Extracted data entries
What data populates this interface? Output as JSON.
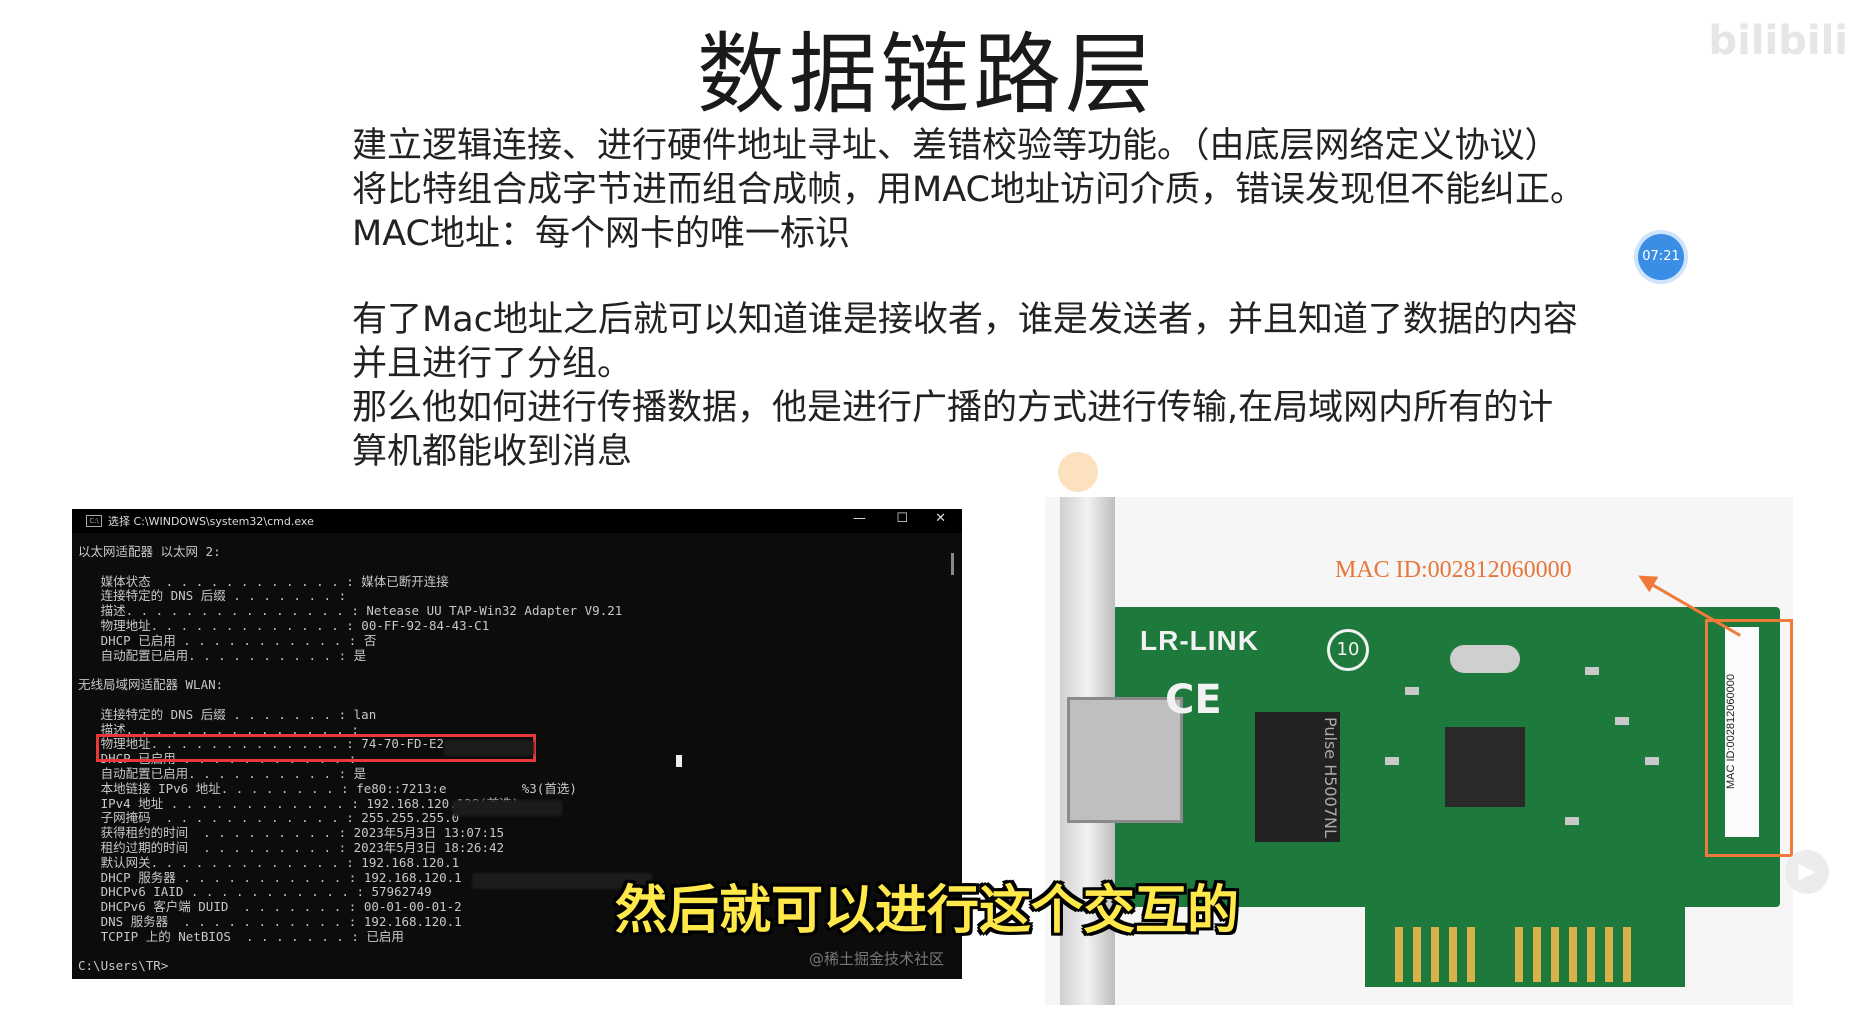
{
  "slide": {
    "title": "数据链路层",
    "paragraphs": [
      "建立逻辑连接、进行硬件地址寻址、差错校验等功能。（由底层网络定义协议）",
      "将比特组合成字节进而组合成帧，用MAC地址访问介质，错误发现但不能纠正。",
      "MAC地址：每个网卡的唯一标识",
      "有了Mac地址之后就可以知道谁是接收者，谁是发送者，并且知道了数据的内容",
      "并且进行了分组。",
      "那么他如何进行传播数据，他是进行广播的方式进行传输,在局域网内所有的计",
      "算机都能收到消息"
    ]
  },
  "video": {
    "timestamp": "07:21",
    "subtitle": "然后就可以进行这个交互的",
    "watermark_top": "bilibili"
  },
  "cmd": {
    "title": "选择 C:\\WINDOWS\\system32\\cmd.exe",
    "icon_text": "C:\\",
    "minimize": "—",
    "maximize": "☐",
    "close": "✕",
    "lines": [
      "以太网适配器 以太网 2:",
      "",
      "   媒体状态  . . . . . . . . . . . . : 媒体已断开连接",
      "   连接特定的 DNS 后缀 . . . . . . . :",
      "   描述. . . . . . . . . . . . . . . : Netease UU TAP-Win32 Adapter V9.21",
      "   物理地址. . . . . . . . . . . . . : 00-FF-92-84-43-C1",
      "   DHCP 已启用 . . . . . . . . . . . : 否",
      "   自动配置已启用. . . . . . . . . . : 是",
      "",
      "无线局域网适配器 WLAN:",
      "",
      "   连接特定的 DNS 后缀 . . . . . . . : lan",
      "   描述. . . . . . . . . . . . . . . :",
      "   物理地址. . . . . . . . . . . . . : 74-70-FD-E2-",
      "   DHCP 已启用 . . . . . . . . . . . :",
      "   自动配置已启用. . . . . . . . . . : 是",
      "   本地链接 IPv6 地址. . . . . . . . : fe80::7213:e          %3(首选)",
      "   IPv4 地址 . . . . . . . . . . . . : 192.168.120.128(首选)",
      "   子网掩码  . . . . . . . . . . . . : 255.255.255.0",
      "   获得租约的时间  . . . . . . . . . : 2023年5月3日 13:07:15",
      "   租约过期的时间  . . . . . . . . . : 2023年5月3日 18:26:42",
      "   默认网关. . . . . . . . . . . . . : 192.168.120.1",
      "   DHCP 服务器 . . . . . . . . . . . : 192.168.120.1",
      "   DHCPv6 IAID . . . . . . . . . . . : 57962749",
      "   DHCPv6 客户端 DUID  . . . . . . . : 00-01-00-01-2",
      "   DNS 服务器  . . . . . . . . . . . : 192.168.120.1",
      "   TCPIP 上的 NetBIOS  . . . . . . . : 已启用",
      "",
      "C:\\Users\\TR>"
    ],
    "watermark": "@稀土掘金技术社区"
  },
  "nic_photo": {
    "caption": "MAC ID:002812060000",
    "brand": "LR-LINK",
    "ce": "CE",
    "ten": "10",
    "chip_label": "Pulse H5007NL",
    "sticker": "MAC ID:002812060000"
  },
  "colors": {
    "highlight_red": "#e8383a",
    "arrow_orange": "#f07a3a",
    "subtitle_yellow": "#ffe94a",
    "badge_blue": "#3a8ee6"
  }
}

* **Required work**
Give every record back exactly as it reads, with no images.

* **The output**
What data populates this interface? Output as JSON.
{
  "slide": {
    "title": "数据链路层",
    "paragraphs": [
      "建立逻辑连接、进行硬件地址寻址、差错校验等功能。（由底层网络定义协议）",
      "将比特组合成字节进而组合成帧，用MAC地址访问介质，错误发现但不能纠正。",
      "MAC地址：每个网卡的唯一标识",
      "有了Mac地址之后就可以知道谁是接收者，谁是发送者，并且知道了数据的内容",
      "并且进行了分组。",
      "那么他如何进行传播数据，他是进行广播的方式进行传输,在局域网内所有的计",
      "算机都能收到消息"
    ]
  },
  "video": {
    "timestamp": "07:21",
    "subtitle": "然后就可以进行这个交互的",
    "watermark_top": "bilibili"
  },
  "cmd": {
    "title": "选择 C:\\WINDOWS\\system32\\cmd.exe",
    "icon_text": "C:\\",
    "minimize": "—",
    "maximize": "☐",
    "close": "✕",
    "lines": [
      "以太网适配器 以太网 2:",
      "",
      "   媒体状态  . . . . . . . . . . . . : 媒体已断开连接",
      "   连接特定的 DNS 后缀 . . . . . . . :",
      "   描述. . . . . . . . . . . . . . . : Netease UU TAP-Win32 Adapter V9.21",
      "   物理地址. . . . . . . . . . . . . : 00-FF-92-84-43-C1",
      "   DHCP 已启用 . . . . . . . . . . . : 否",
      "   自动配置已启用. . . . . . . . . . : 是",
      "",
      "无线局域网适配器 WLAN:",
      "",
      "   连接特定的 DNS 后缀 . . . . . . . : lan",
      "   描述. . . . . . . . . . . . . . . :",
      "   物理地址. . . . . . . . . . . . . : 74-70-FD-E2-",
      "   DHCP 已启用 . . . . . . . . . . . :",
      "   自动配置已启用. . . . . . . . . . : 是",
      "   本地链接 IPv6 地址. . . . . . . . : fe80::7213:e          %3(首选)",
      "   IPv4 地址 . . . . . . . . . . . . : 192.168.120.128(首选)",
      "   子网掩码  . . . . . . . . . . . . : 255.255.255.0",
      "   获得租约的时间  . . . . . . . . . : 2023年5月3日 13:07:15",
      "   租约过期的时间  . . . . . . . . . : 2023年5月3日 18:26:42",
      "   默认网关. . . . . . . . . . . . . : 192.168.120.1",
      "   DHCP 服务器 . . . . . . . . . . . : 192.168.120.1",
      "   DHCPv6 IAID . . . . . . . . . . . : 57962749",
      "   DHCPv6 客户端 DUID  . . . . . . . : 00-01-00-01-2",
      "   DNS 服务器  . . . . . . . . . . . : 192.168.120.1",
      "   TCPIP 上的 NetBIOS  . . . . . . . : 已启用",
      "",
      "C:\\Users\\TR>"
    ],
    "watermark": "@稀土掘金技术社区"
  },
  "nic_photo": {
    "caption": "MAC ID:002812060000",
    "brand": "LR-LINK",
    "ce": "CE",
    "ten": "10",
    "chip_label": "Pulse H5007NL",
    "sticker": "MAC ID:002812060000"
  },
  "colors": {
    "highlight_red": "#e8383a",
    "arrow_orange": "#f07a3a",
    "subtitle_yellow": "#ffe94a",
    "badge_blue": "#3a8ee6"
  }
}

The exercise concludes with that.